# GIVEN TASK:
Identify each line holding the string "title" and copy it.

# Dataset records:
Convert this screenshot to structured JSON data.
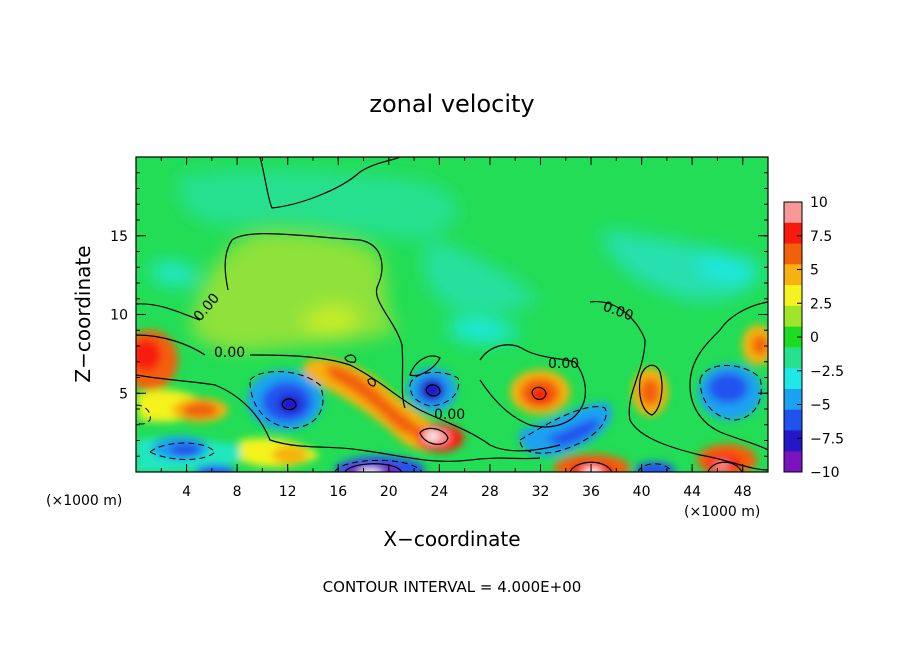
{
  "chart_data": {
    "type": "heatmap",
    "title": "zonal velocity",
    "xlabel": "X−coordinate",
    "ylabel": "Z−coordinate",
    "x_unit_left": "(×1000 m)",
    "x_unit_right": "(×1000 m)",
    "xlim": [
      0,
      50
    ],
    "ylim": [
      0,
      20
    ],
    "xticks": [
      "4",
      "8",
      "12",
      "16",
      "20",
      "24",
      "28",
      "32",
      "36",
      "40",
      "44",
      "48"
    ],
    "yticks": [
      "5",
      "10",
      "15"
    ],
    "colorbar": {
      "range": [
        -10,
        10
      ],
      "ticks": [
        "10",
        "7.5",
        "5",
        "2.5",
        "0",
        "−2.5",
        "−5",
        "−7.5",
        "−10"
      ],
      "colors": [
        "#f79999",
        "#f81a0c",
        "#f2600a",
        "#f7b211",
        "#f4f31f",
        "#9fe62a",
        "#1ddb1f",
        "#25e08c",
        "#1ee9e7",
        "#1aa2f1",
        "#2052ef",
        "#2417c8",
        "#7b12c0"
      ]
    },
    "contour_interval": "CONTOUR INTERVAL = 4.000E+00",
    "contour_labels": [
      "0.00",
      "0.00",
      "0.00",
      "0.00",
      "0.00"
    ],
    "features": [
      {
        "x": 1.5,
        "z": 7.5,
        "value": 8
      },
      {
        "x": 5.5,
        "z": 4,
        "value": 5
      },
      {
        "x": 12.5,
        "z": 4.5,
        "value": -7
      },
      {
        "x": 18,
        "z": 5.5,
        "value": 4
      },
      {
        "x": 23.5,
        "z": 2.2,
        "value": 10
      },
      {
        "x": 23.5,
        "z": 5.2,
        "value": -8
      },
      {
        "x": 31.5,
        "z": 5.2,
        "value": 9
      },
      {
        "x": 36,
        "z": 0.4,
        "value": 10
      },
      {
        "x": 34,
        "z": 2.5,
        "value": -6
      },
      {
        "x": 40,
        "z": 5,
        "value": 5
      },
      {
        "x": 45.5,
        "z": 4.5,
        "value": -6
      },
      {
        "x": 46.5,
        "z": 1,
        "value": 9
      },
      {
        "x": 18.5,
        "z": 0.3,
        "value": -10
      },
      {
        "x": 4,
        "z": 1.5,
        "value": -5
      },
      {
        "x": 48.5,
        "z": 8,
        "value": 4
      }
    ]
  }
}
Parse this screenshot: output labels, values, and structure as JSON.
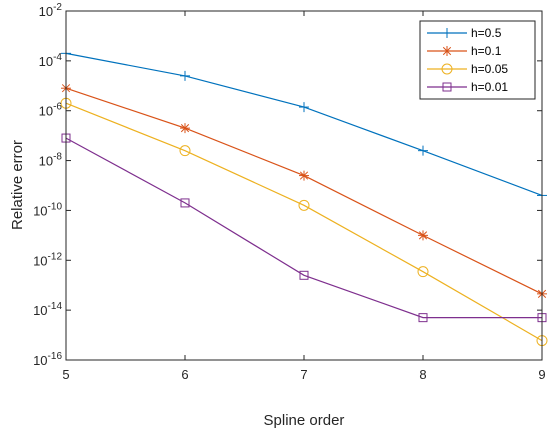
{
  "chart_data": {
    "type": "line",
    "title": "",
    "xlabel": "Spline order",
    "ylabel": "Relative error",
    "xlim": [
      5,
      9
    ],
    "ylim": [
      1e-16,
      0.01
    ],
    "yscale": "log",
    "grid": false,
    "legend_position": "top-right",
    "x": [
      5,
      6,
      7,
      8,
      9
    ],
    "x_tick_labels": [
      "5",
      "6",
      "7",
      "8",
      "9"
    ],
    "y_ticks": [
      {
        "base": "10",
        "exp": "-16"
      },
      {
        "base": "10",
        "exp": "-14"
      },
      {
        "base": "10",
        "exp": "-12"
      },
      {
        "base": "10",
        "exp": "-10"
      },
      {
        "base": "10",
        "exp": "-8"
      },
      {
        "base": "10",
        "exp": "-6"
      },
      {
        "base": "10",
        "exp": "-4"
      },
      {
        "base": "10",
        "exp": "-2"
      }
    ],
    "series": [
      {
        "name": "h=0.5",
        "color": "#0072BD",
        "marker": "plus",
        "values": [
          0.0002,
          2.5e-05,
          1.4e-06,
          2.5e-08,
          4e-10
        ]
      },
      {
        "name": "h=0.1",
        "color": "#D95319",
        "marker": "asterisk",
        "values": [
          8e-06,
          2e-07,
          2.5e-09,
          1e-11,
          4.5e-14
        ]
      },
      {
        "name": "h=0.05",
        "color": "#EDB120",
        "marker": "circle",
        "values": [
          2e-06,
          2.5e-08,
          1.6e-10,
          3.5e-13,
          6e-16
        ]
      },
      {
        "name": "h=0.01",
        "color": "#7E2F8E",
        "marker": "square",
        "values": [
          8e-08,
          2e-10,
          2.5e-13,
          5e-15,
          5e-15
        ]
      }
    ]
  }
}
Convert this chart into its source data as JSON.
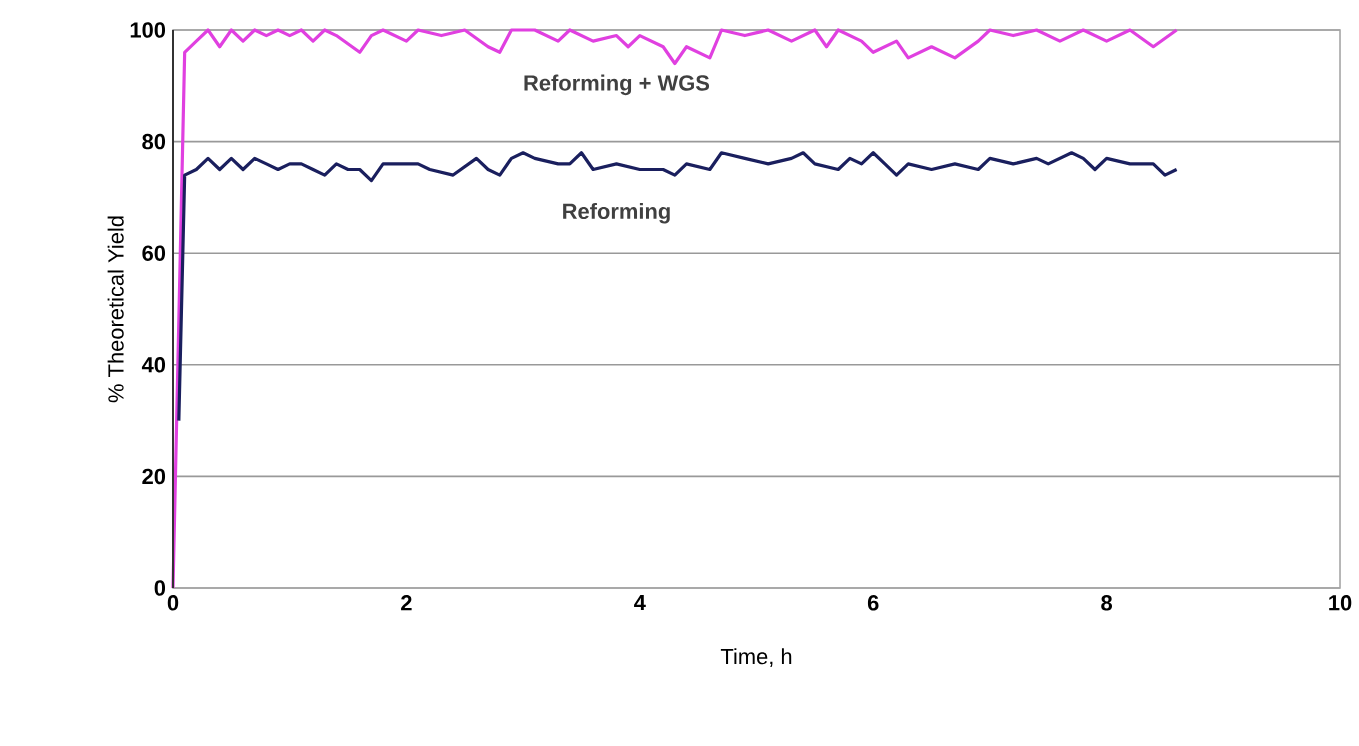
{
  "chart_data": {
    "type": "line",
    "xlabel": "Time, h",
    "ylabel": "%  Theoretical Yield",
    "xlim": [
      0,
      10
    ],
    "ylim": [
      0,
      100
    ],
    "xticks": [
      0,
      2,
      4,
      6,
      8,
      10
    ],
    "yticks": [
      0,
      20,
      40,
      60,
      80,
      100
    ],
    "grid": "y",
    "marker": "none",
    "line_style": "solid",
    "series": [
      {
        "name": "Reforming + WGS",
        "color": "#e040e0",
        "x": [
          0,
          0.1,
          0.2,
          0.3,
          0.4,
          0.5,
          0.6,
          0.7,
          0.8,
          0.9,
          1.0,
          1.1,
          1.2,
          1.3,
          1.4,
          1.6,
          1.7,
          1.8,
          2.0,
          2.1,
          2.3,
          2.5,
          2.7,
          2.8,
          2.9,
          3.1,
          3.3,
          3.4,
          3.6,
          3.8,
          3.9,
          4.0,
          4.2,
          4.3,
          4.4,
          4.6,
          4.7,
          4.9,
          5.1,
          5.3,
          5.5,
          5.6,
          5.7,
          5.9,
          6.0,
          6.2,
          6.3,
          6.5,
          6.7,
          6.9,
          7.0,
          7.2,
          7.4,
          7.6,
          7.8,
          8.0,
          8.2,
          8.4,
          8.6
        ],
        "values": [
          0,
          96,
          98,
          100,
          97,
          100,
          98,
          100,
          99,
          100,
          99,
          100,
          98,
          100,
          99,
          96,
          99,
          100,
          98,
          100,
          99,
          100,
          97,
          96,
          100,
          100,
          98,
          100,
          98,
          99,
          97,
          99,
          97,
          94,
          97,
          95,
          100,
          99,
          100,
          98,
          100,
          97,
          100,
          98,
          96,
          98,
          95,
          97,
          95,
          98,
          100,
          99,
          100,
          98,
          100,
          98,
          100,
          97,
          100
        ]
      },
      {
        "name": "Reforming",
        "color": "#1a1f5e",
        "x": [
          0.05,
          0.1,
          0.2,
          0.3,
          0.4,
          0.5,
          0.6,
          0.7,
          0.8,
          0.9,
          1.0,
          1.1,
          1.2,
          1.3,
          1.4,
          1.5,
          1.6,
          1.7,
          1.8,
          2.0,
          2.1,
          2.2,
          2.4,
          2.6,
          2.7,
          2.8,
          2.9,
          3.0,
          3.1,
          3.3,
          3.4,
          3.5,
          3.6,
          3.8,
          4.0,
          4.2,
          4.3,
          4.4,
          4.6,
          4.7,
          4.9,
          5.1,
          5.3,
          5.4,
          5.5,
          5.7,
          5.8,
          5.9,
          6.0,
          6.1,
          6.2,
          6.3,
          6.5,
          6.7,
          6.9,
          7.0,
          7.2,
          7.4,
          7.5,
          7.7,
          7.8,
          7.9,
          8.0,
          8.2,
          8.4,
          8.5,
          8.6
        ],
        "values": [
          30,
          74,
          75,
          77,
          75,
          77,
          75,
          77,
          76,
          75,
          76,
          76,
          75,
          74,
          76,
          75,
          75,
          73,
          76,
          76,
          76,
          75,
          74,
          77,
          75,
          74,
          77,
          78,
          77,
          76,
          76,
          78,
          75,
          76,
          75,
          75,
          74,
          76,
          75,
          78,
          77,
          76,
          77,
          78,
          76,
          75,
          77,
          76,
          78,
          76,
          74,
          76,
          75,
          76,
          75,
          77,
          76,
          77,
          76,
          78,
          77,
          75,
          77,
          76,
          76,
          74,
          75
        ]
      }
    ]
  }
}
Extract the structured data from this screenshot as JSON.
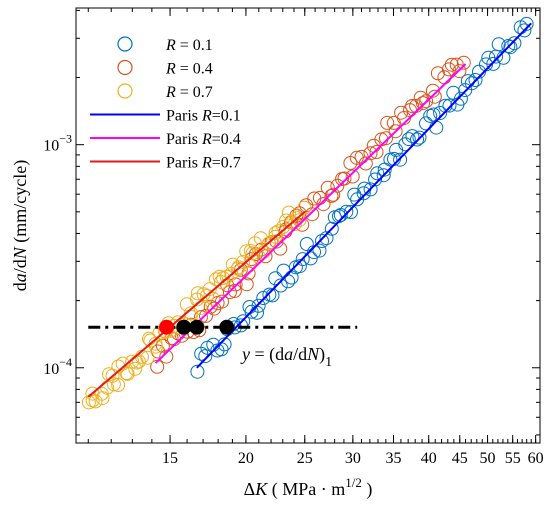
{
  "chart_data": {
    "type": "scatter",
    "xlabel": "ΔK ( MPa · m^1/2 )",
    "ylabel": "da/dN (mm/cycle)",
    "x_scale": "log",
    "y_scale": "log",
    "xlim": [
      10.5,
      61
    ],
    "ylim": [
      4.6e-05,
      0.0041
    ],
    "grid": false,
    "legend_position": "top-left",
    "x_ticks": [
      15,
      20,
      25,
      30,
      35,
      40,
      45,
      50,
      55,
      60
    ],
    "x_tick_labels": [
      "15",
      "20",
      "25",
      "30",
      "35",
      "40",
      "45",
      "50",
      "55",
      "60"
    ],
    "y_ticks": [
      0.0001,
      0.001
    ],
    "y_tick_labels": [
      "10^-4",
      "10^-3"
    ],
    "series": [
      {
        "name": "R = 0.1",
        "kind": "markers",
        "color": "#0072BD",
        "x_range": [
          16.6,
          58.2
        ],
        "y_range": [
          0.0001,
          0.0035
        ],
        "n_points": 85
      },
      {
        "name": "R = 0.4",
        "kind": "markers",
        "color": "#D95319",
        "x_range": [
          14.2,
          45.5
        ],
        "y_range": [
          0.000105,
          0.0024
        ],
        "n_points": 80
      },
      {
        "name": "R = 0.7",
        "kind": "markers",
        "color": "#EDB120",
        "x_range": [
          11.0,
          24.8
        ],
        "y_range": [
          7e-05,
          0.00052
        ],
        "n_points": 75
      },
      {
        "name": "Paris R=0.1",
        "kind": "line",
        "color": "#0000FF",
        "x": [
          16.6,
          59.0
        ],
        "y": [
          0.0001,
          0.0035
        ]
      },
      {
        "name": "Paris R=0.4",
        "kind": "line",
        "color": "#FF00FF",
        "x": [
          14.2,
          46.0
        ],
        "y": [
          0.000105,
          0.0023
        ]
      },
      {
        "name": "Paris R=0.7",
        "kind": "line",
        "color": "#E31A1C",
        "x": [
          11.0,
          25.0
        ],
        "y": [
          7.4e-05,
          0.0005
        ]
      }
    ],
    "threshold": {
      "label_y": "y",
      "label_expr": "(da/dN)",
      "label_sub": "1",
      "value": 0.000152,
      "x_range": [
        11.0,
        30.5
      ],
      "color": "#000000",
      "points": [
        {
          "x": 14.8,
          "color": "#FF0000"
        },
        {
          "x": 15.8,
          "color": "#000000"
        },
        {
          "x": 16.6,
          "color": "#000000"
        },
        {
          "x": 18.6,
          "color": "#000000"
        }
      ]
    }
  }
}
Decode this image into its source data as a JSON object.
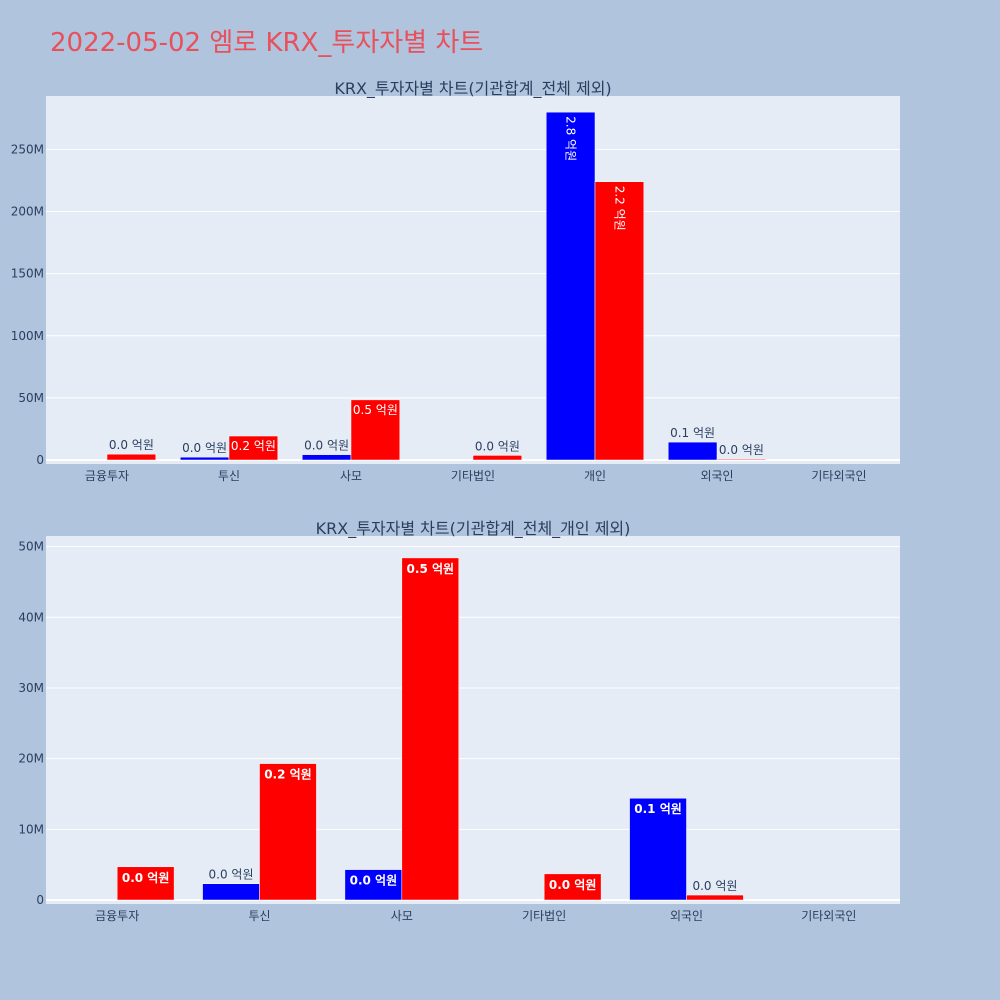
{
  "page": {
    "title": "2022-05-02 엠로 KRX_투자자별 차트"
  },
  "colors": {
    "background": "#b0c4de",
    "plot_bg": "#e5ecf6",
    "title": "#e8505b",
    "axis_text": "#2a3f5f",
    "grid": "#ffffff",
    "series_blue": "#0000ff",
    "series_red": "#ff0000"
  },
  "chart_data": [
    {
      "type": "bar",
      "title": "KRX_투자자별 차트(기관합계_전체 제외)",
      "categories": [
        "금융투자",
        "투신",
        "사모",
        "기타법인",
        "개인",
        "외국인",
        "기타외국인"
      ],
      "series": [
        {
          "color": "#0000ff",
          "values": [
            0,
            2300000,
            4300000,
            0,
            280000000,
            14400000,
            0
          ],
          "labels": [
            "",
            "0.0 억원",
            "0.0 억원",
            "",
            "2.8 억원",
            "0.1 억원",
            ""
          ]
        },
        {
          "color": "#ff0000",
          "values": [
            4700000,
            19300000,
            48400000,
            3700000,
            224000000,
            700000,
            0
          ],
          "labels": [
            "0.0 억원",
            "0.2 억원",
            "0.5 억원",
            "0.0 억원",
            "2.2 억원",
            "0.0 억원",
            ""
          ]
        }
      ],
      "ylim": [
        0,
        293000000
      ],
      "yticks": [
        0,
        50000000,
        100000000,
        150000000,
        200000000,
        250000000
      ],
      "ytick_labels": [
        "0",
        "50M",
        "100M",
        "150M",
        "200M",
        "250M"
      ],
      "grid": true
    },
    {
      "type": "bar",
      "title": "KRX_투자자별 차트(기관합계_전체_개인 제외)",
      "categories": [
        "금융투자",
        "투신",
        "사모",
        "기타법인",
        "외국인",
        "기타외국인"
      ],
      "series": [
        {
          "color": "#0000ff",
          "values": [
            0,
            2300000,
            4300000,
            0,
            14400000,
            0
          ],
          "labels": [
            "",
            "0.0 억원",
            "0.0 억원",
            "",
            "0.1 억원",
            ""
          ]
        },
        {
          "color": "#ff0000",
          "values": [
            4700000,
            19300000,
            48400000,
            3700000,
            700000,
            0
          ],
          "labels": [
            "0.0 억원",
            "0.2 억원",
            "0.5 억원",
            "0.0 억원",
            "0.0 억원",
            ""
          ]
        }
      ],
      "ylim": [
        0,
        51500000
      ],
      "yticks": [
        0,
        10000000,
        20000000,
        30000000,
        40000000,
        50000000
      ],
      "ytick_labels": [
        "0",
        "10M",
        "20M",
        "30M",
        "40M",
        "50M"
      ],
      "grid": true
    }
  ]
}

# FULL SOLUTION:
    "title": "zonal velocity",
    "title": "",
    "title": "2022-05-02 엠로 KRX_투자자별 차트"
    "title": "#e8505b",
      "title": "KRX_투자자별 차트(기관합계_전체 제외)",
      "title": "KRX_투자자별 차트(기관합계_전체_개인 제외)",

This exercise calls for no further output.